- **Work required**:
Retype the whole listing, please, keeping every line exact and dropping the pictures.

[Data for this exercise start]

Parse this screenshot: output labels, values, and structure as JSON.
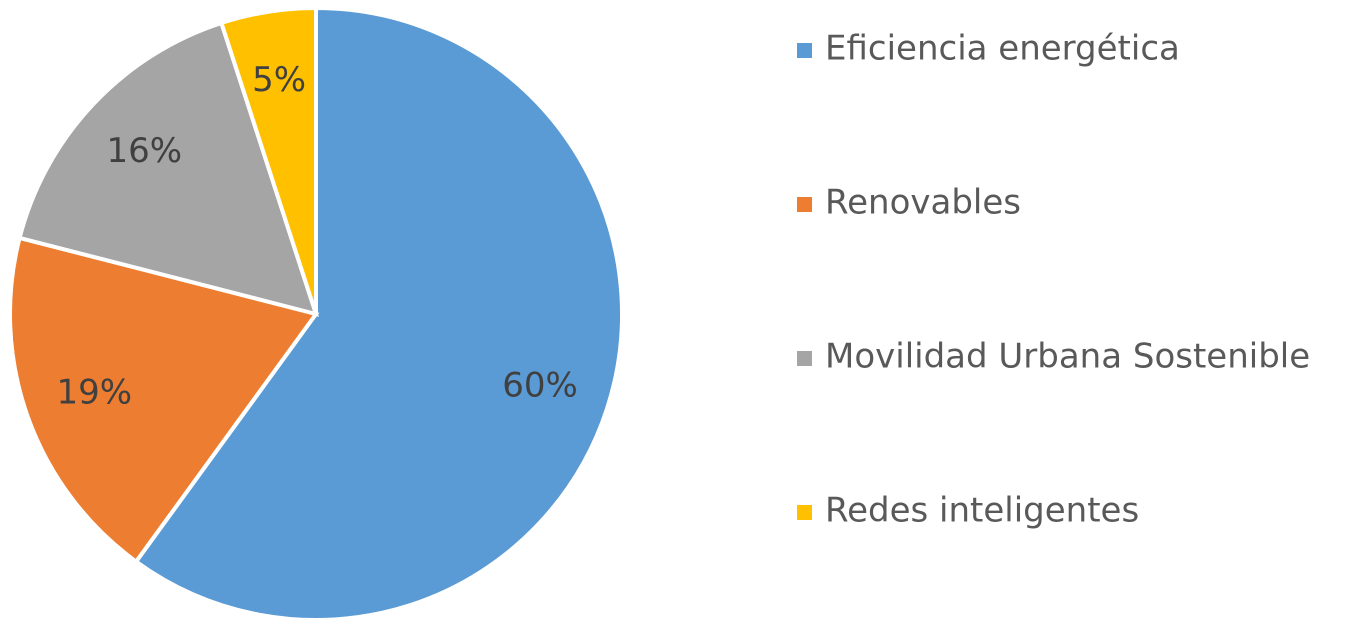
{
  "chart_data": {
    "type": "pie",
    "categories": [
      "Eficiencia energética",
      "Renovables",
      "Movilidad Urbana Sostenible",
      "Redes inteligentes"
    ],
    "values": [
      60,
      19,
      16,
      5
    ],
    "value_labels": [
      "60%",
      "19%",
      "16%",
      "5%"
    ],
    "colors": [
      "#5b9bd5",
      "#ed7d31",
      "#a5a5a5",
      "#ffc000"
    ],
    "legend": "right"
  }
}
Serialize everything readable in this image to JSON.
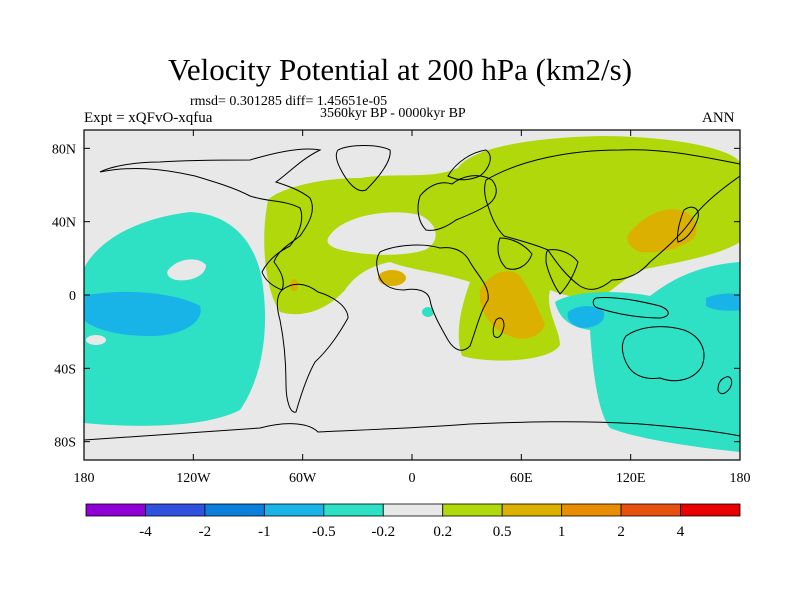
{
  "title": "Velocity Potential at 200 hPa (km2/s)",
  "stats": "rmsd= 0.301285 diff= 1.45651e-05",
  "period": "3560kyr BP - 0000kyr BP",
  "experiment": "Expt = xQFvO-xqfua",
  "season": "ANN",
  "map": {
    "lon_range": [
      -180,
      180
    ],
    "lat_range": [
      -90,
      90
    ],
    "x_ticks": [
      {
        "value": -180,
        "label": "180"
      },
      {
        "value": -120,
        "label": "120W"
      },
      {
        "value": -60,
        "label": "60W"
      },
      {
        "value": 0,
        "label": "0"
      },
      {
        "value": 60,
        "label": "60E"
      },
      {
        "value": 120,
        "label": "120E"
      },
      {
        "value": 180,
        "label": "180"
      }
    ],
    "y_ticks": [
      {
        "value": 80,
        "label": "80N"
      },
      {
        "value": 40,
        "label": "40N"
      },
      {
        "value": 0,
        "label": "0"
      },
      {
        "value": -40,
        "label": "40S"
      },
      {
        "value": -80,
        "label": "80S"
      }
    ]
  },
  "colorbar": {
    "colors": [
      "#8f00d4",
      "#3050e0",
      "#0a7fdc",
      "#18b4e8",
      "#2ee0c4",
      "#e8e8e8",
      "#b0d80a",
      "#dcb000",
      "#e88c00",
      "#e85010",
      "#e80000"
    ],
    "labels": [
      "-4",
      "-2",
      "-1",
      "-0.5",
      "-0.2",
      "0.2",
      "0.5",
      "1",
      "2",
      "4"
    ]
  },
  "colors": {
    "neutral": "#e8e8e8",
    "neg_light": "#2ee0c4",
    "neg_medium": "#18b4e8",
    "pos_light": "#b0d80a",
    "pos_medium": "#dcb000"
  }
}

[Data for this exercise end]

- **Written response**:
Parse this screenshot: output labels, values, and structure as JSON.
{
  "chart_data": {
    "type": "pie",
    "categories": [
      "Eficiencia energética",
      "Renovables",
      "Movilidad Urbana Sostenible",
      "Redes inteligentes"
    ],
    "values": [
      60,
      19,
      16,
      5
    ],
    "value_labels": [
      "60%",
      "19%",
      "16%",
      "5%"
    ],
    "colors": [
      "#5b9bd5",
      "#ed7d31",
      "#a5a5a5",
      "#ffc000"
    ],
    "legend": "right"
  }
}
Serialize everything readable in this image to JSON.
{
  "title": "Velocity Potential at 200 hPa (km2/s)",
  "stats": "rmsd= 0.301285 diff= 1.45651e-05",
  "period": "3560kyr BP - 0000kyr BP",
  "experiment": "Expt = xQFvO-xqfua",
  "season": "ANN",
  "map": {
    "lon_range": [
      -180,
      180
    ],
    "lat_range": [
      -90,
      90
    ],
    "x_ticks": [
      {
        "value": -180,
        "label": "180"
      },
      {
        "value": -120,
        "label": "120W"
      },
      {
        "value": -60,
        "label": "60W"
      },
      {
        "value": 0,
        "label": "0"
      },
      {
        "value": 60,
        "label": "60E"
      },
      {
        "value": 120,
        "label": "120E"
      },
      {
        "value": 180,
        "label": "180"
      }
    ],
    "y_ticks": [
      {
        "value": 80,
        "label": "80N"
      },
      {
        "value": 40,
        "label": "40N"
      },
      {
        "value": 0,
        "label": "0"
      },
      {
        "value": -40,
        "label": "40S"
      },
      {
        "value": -80,
        "label": "80S"
      }
    ]
  },
  "colorbar": {
    "colors": [
      "#8f00d4",
      "#3050e0",
      "#0a7fdc",
      "#18b4e8",
      "#2ee0c4",
      "#e8e8e8",
      "#b0d80a",
      "#dcb000",
      "#e88c00",
      "#e85010",
      "#e80000"
    ],
    "labels": [
      "-4",
      "-2",
      "-1",
      "-0.5",
      "-0.2",
      "0.2",
      "0.5",
      "1",
      "2",
      "4"
    ]
  },
  "colors": {
    "neutral": "#e8e8e8",
    "neg_light": "#2ee0c4",
    "neg_medium": "#18b4e8",
    "pos_light": "#b0d80a",
    "pos_medium": "#dcb000"
  }
}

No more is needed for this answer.